### DIRECTIONS
Transcribe the records below in full; pictures stay out of the copy.

### INPUT MATERIAL
---------------
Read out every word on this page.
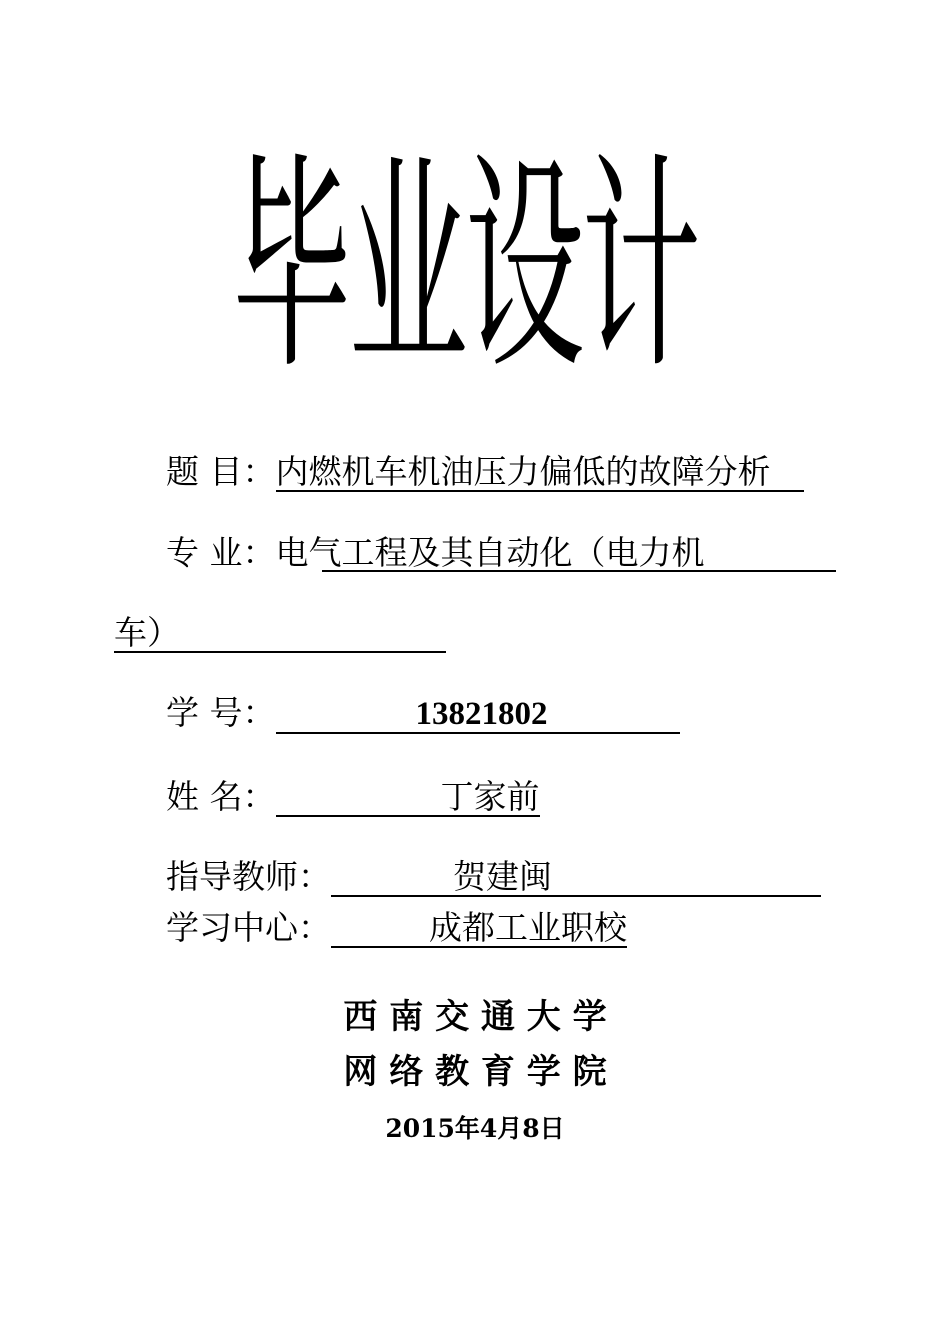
毕业设计
题 目：内燃机车机油压力偏低的故障分析
专 业：电气工程及其自动化（电力机
车）
学 号：	13821802
姓 名：	丁家前
指导教师：	贺建闽
学习中心：	成都工业职校
西 南 交 通 大 学
网 络 教 育 学 院
2015年4月8日
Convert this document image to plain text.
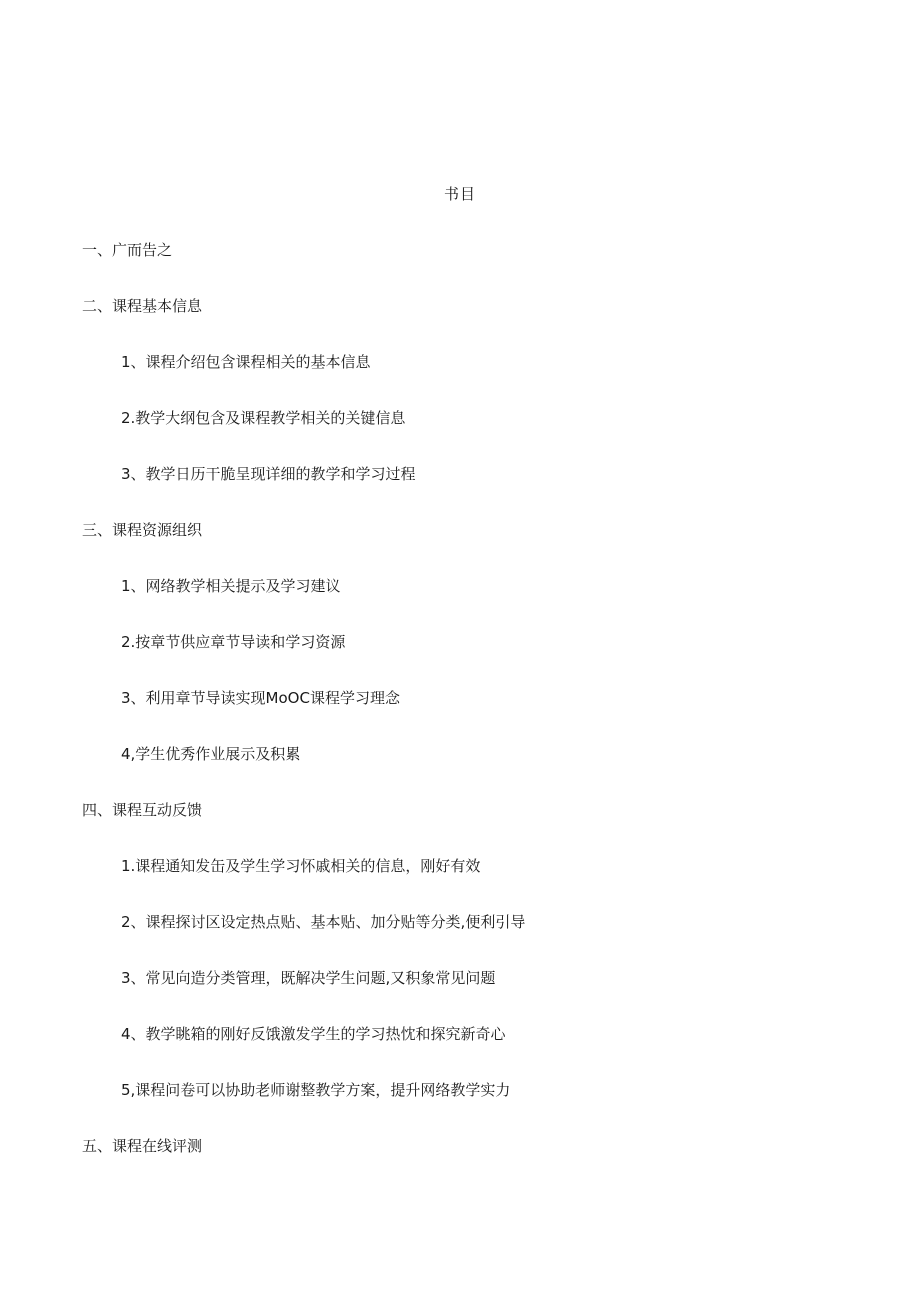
书目
一、广而告之
二、课程基本信息
1、课程介绍包含课程相关的基本信息
2.教学大纲包含及课程教学相关的关键信息
3、教学日历干脆呈现详细的教学和学习过程
三、课程资源组织
1、网络教学相关提示及学习建议
2.按章节供应章节导读和学习资源
3、利用章节导读实现MoOC课程学习理念
4,学生优秀作业展示及积累
四、课程互动反馈
1.课程通知发缶及学生学习怀戚相关的信息，刚好有效
2、课程探讨区设定热点贴、基本贴、加分贴等分类,便利引导
3、常见向造分类管理，既解决学生问题,又积象常见问题
4、教学眺箱的刚好反饿激发学生的学习热忱和探究新奇心
5,课程问卷可以协助老师谢整教学方案，提升网络教学实力
五、课程在线评测
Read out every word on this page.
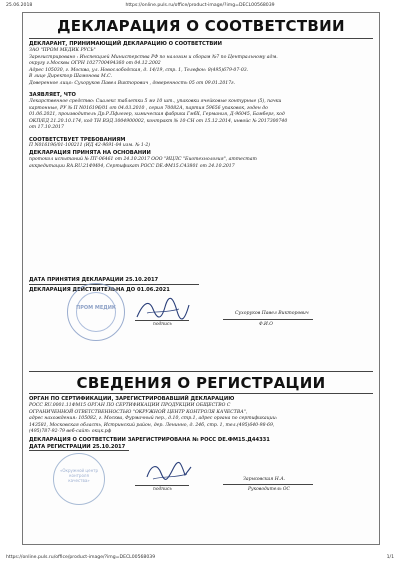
25.06.2018	https://online.puls.ru/office/product-image/?img=DECL00568039
ДЕКЛАРАЦИЯ О СООТВЕТСТВИИ
ДЕКЛАРАНТ, ПРИНИМАЮЩИЙ ДЕКЛАРАЦИЮ О СООТВЕТСТВИИ
ЗАО "ПРОМ МЕДИК РУСЬ"
Зарегистрировано : Инспекцией Министерства РФ по налогам и сборам №7 по Центральному адм.
округу г.Москвы ОГРН 1027700494360 от 04.12.2002
Адрес 105030, г. Москва, ул. Новослободская, д. 14/19, стр. 1, Телефон: 8(495)679-07-03.
В лице Директор Шамонова М.С.
Доверенное лицо: Сухоруков Павел Викторович , доверенность 05 от 09.01.2017г.
ЗАЯВЛЯЕТ, ЧТО
Лекарственное средство: Сиалекс таблетки 5 мг 10 шт., упаковки ячейковые контурные (5), пачки
картонные, РУ № П N016196/01 от 04.03.2010 , серия 70082А, партия 59656 упаковок, годен до
01.06.2021, производитель Др.Р.Пфлегер, химическая фабрика ГмбХ, Германия, Д-96045, Бамберг, код
ОКП/ЕД 21.20.10.174, код ТН ВЭД 3004900002, контракт № 10-СН от 15.12.2014, инвойс № 2017300740
от 17.10.2017
СООТВЕТСТВУЕТ ТРЕБОВАНИЯМ
П N016196/01-100211 (ИД 42-9691-04 изм. № 1-2)
ДЕКЛАРАЦИЯ ПРИНЯТА НА ОСНОВАНИИ
протокол испытаний № ПТ-06461 от 24.10.2017 ООО "ИЦЛС "Биотехнология", аттестат
аккредитации RA.RU.21ФМ04, Сертификат РОСС DE.ФМ15.С43801 от 24.10.2017
ДАТА ПРИНЯТИЯ ДЕКЛАРАЦИИ 25.10.2017
ДЕКЛАРАЦИЯ ДЕЙСТВИТЕЛЬНА ДО 01.06.2021
ПРОМ МЕДИК
подпись
Сухоруков Павел Викторович
Ф.И.О
СВЕДЕНИЯ О РЕГИСТРАЦИИ
ОРГАН ПО СЕРТИФИКАЦИИ, ЗАРЕГИСТРИРОВАВШИЙ ДЕКЛАРАЦИЮ
РОСС RU.0001.11ФМ15 ОРГАН ПО СЕРТИФИКАЦИИ ПРОДУКЦИИ ОБЩЕСТВО С
ОГРАНИЧЕННОЙ ОТВЕТСТВЕННОСТЬЮ "ОКРУЖНОЙ ЦЕНТР КОНТРОЛЯ КАЧЕСТВА",
адрес нахождения: 105082, г. Москва, Фурмачный пер., д.10, стр.1, адрес органа по сертификации:
143581, Московская область, Истринский район, дер. Ленинно, д. 24б, стр. 1, тел.(495)640-98-69,
(495)787-92-79 веб-сайт: окцк.рф
ДЕКЛАРАЦИЯ О СООТВЕТСТВИИ ЗАРЕГИСТРИРОВАНА № РОСС DE.ФМ15.Д44331
ДАТА РЕГИСТРАЦИИ 25.10.2017
«Окружной центр контроля качества»
подпись
Зарьковская Н.А.
Руководитель ОС
https://online.puls.ru/office/product-image/?img=DECL00568039	1/1
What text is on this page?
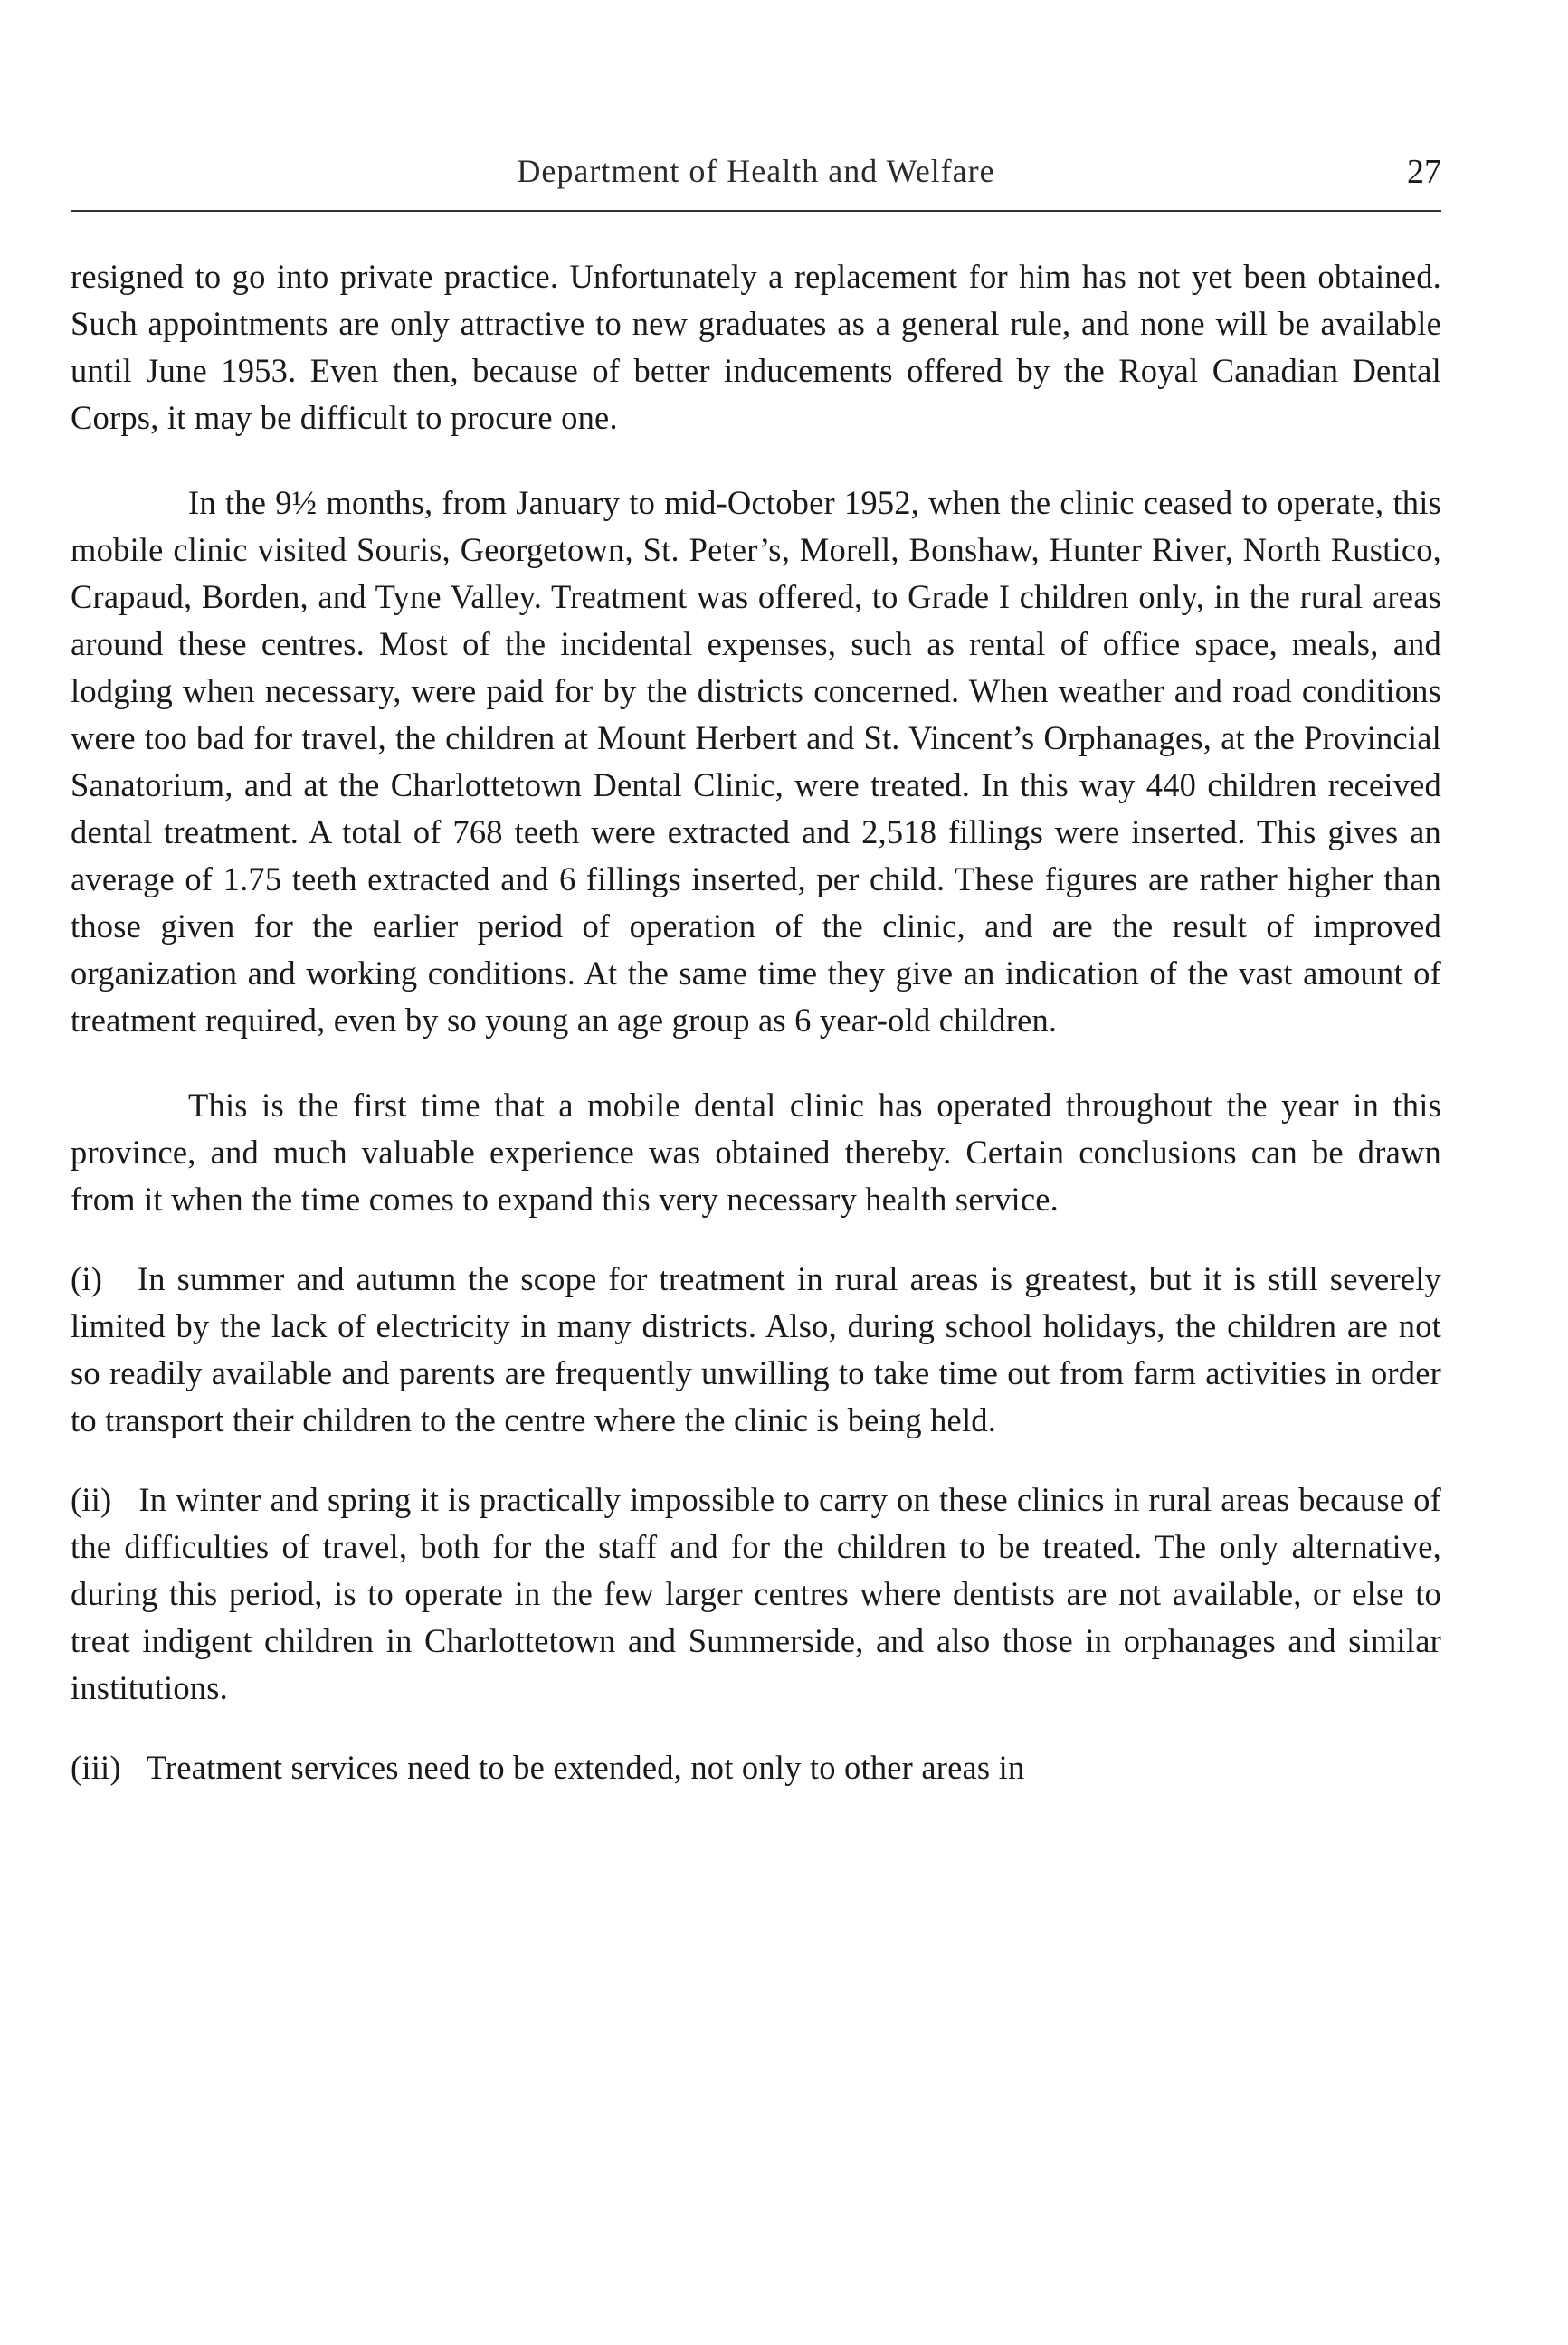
Department of Health and Welfare	27

resigned to go into private practice. Unfortunately a replacement for him has not yet been obtained. Such appointments are only attractive to new graduates as a general rule, and none will be available until June 1953. Even then, because of better inducements offered by the Royal Canadian Dental Corps, it may be difficult to procure one.

In the 9½ months, from January to mid-October 1952, when the clinic ceased to operate, this mobile clinic visited Souris, Georgetown, St. Peter’s, Morell, Bonshaw, Hunter River, North Rustico, Crapaud, Borden, and Tyne Valley. Treatment was offered, to Grade I children only, in the rural areas around these centres. Most of the incidental expenses, such as rental of office space, meals, and lodging when necessary, were paid for by the districts concerned. When weather and road conditions were too bad for travel, the children at Mount Herbert and St. Vincent’s Orphanages, at the Provincial Sanatorium, and at the Charlottetown Dental Clinic, were treated. In this way 440 children received dental treatment. A total of 768 teeth were extracted and 2,518 fillings were inserted. This gives an average of 1.75 teeth extracted and 6 fillings inserted, per child. These figures are rather higher than those given for the earlier period of operation of the clinic, and are the result of improved organization and working conditions. At the same time they give an indication of the vast amount of treatment required, even by so young an age group as 6 year-old children.

This is the first time that a mobile dental clinic has operated throughout the year in this province, and much valuable experience was obtained thereby. Certain conclusions can be drawn from it when the time comes to expand this very necessary health service.

(i) In summer and autumn the scope for treatment in rural areas is greatest, but it is still severely limited by the lack of electricity in many districts. Also, during school holidays, the children are not so readily available and parents are frequently unwilling to take time out from farm activities in order to transport their children to the centre where the clinic is being held.

(ii) In winter and spring it is practically impossible to carry on these clinics in rural areas because of the difficulties of travel, both for the staff and for the children to be treated. The only alternative, during this period, is to operate in the few larger centres where dentists are not available, or else to treat indigent children in Charlottetown and Summerside, and also those in orphanages and similar institutions.

(iii) Treatment services need to be extended, not only to other areas in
---------------
### SOLVED PROBLEM
Read out every word on this page.
毕业设计
题 目：内燃机车机油压力偏低的故障分析
专 业：电气工程及其自动化（电力机
车）
学 号：	13821802
姓 名：	丁家前
指导教师：	贺建闽
学习中心：	成都工业职校
西 南 交 通 大 学
网 络 教 育 学 院
2015年4月8日
Convert this document image to plain text.
书目
一、广而告之
二、课程基本信息
1、课程介绍包含课程相关的基本信息
2.教学大纲包含及课程教学相关的关键信息
3、教学日历干脆呈现详细的教学和学习过程
三、课程资源组织
1、网络教学相关提示及学习建议
2.按章节供应章节导读和学习资源
3、利用章节导读实现MoOC课程学习理念
4,学生优秀作业展示及积累
四、课程互动反馈
1.课程通知发缶及学生学习怀戚相关的信息，刚好有效
2、课程探讨区设定热点贴、基本贴、加分贴等分类,便利引导
3、常见向造分类管理，既解决学生问题,又积象常见问题
4、教学眺箱的刚好反饿激发学生的学习热忱和探究新奇心
5,课程问卷可以协助老师谢整教学方案，提升网络教学实力
五、课程在线评测
Read out every word on this page.
25.06.2018	https://online.puls.ru/office/product-image/?img=DECL00568039
ДЕКЛАРАЦИЯ О СООТВЕТСТВИИ
ДЕКЛАРАНТ, ПРИНИМАЮЩИЙ ДЕКЛАРАЦИЮ О СООТВЕТСТВИИ
ЗАО "ПРОМ МЕДИК РУСЬ"
Зарегистрировано : Инспекцией Министерства РФ по налогам и сборам №7 по Центральному адм.
округу г.Москвы ОГРН 1027700494360 от 04.12.2002
Адрес 105030, г. Москва, ул. Новослободская, д. 14/19, стр. 1, Телефон: 8(495)679-07-03.
В лице Директор Шамонова М.С.
Доверенное лицо: Сухоруков Павел Викторович , доверенность 05 от 09.01.2017г.
ЗАЯВЛЯЕТ, ЧТО
Лекарственное средство: Сиалекс таблетки 5 мг 10 шт., упаковки ячейковые контурные (5), пачки
картонные, РУ № П N016196/01 от 04.03.2010 , серия 70082А, партия 59656 упаковок, годен до
01.06.2021, производитель Др.Р.Пфлегер, химическая фабрика ГмбХ, Германия, Д-96045, Бамберг, код
ОКП/ЕД 21.20.10.174, код ТН ВЭД 3004900002, контракт № 10-СН от 15.12.2014, инвойс № 2017300740
от 17.10.2017
СООТВЕТСТВУЕТ ТРЕБОВАНИЯМ
П N016196/01-100211 (ИД 42-9691-04 изм. № 1-2)
ДЕКЛАРАЦИЯ ПРИНЯТА НА ОСНОВАНИИ
протокол испытаний № ПТ-06461 от 24.10.2017 ООО "ИЦЛС "Биотехнология", аттестат
аккредитации RA.RU.21ФМ04, Сертификат РОСС DE.ФМ15.С43801 от 24.10.2017
ДАТА ПРИНЯТИЯ ДЕКЛАРАЦИИ 25.10.2017
ДЕКЛАРАЦИЯ ДЕЙСТВИТЕЛЬНА ДО 01.06.2021
ПРОМ МЕДИК
подпись
Сухоруков Павел Викторович
Ф.И.О
СВЕДЕНИЯ О РЕГИСТРАЦИИ
ОРГАН ПО СЕРТИФИКАЦИИ, ЗАРЕГИСТРИРОВАВШИЙ ДЕКЛАРАЦИЮ
РОСС RU.0001.11ФМ15 ОРГАН ПО СЕРТИФИКАЦИИ ПРОДУКЦИИ ОБЩЕСТВО С
ОГРАНИЧЕННОЙ ОТВЕТСТВЕННОСТЬЮ "ОКРУЖНОЙ ЦЕНТР КОНТРОЛЯ КАЧЕСТВА",
адрес нахождения: 105082, г. Москва, Фурмачный пер., д.10, стр.1, адрес органа по сертификации:
143581, Московская область, Истринский район, дер. Ленинно, д. 24б, стр. 1, тел.(495)640-98-69,
(495)787-92-79 веб-сайт: окцк.рф
ДЕКЛАРАЦИЯ О СООТВЕТСТВИИ ЗАРЕГИСТРИРОВАНА № РОСС DE.ФМ15.Д44331
ДАТА РЕГИСТРАЦИИ 25.10.2017
«Окружной центр контроля качества»
подпись
Зарьковская Н.А.
Руководитель ОС
https://online.puls.ru/office/product-image/?img=DECL00568039	1/1
What text is on this page?
Department of Health and Welfare	27

resigned to go into private practice. Unfortunately a replacement for him has not yet been obtained. Such appointments are only attractive to new graduates as a general rule, and none will be available until June 1953. Even then, because of better inducements offered by the Royal Canadian Dental Corps, it may be difficult to procure one.

In the 9½ months, from January to mid-October 1952, when the clinic ceased to operate, this mobile clinic visited Souris, Georgetown, St. Peter’s, Morell, Bonshaw, Hunter River, North Rustico, Crapaud, Borden, and Tyne Valley. Treatment was offered, to Grade I children only, in the rural areas around these centres. Most of the incidental expenses, such as rental of office space, meals, and lodging when necessary, were paid for by the districts concerned. When weather and road conditions were too bad for travel, the children at Mount Herbert and St. Vincent’s Orphanages, at the Provincial Sanatorium, and at the Charlottetown Dental Clinic, were treated. In this way 440 children received dental treatment. A total of 768 teeth were extracted and 2,518 fillings were inserted. This gives an average of 1.75 teeth extracted and 6 fillings inserted, per child. These figures are rather higher than those given for the earlier period of operation of the clinic, and are the result of improved organization and working conditions. At the same time they give an indication of the vast amount of treatment required, even by so young an age group as 6 year-old children.

This is the first time that a mobile dental clinic has operated throughout the year in this province, and much valuable experience was obtained thereby. Certain conclusions can be drawn from it when the time comes to expand this very necessary health service.

(i) In summer and autumn the scope for treatment in rural areas is greatest, but it is still severely limited by the lack of electricity in many districts. Also, during school holidays, the children are not so readily available and parents are frequently unwilling to take time out from farm activities in order to transport their children to the centre where the clinic is being held.

(ii) In winter and spring it is practically impossible to carry on these clinics in rural areas because of the difficulties of travel, both for the staff and for the children to be treated. The only alternative, during this period, is to operate in the few larger centres where dentists are not available, or else to treat indigent children in Charlottetown and Summerside, and also those in orphanages and similar institutions.

(iii) Treatment services need to be extended, not only to other areas in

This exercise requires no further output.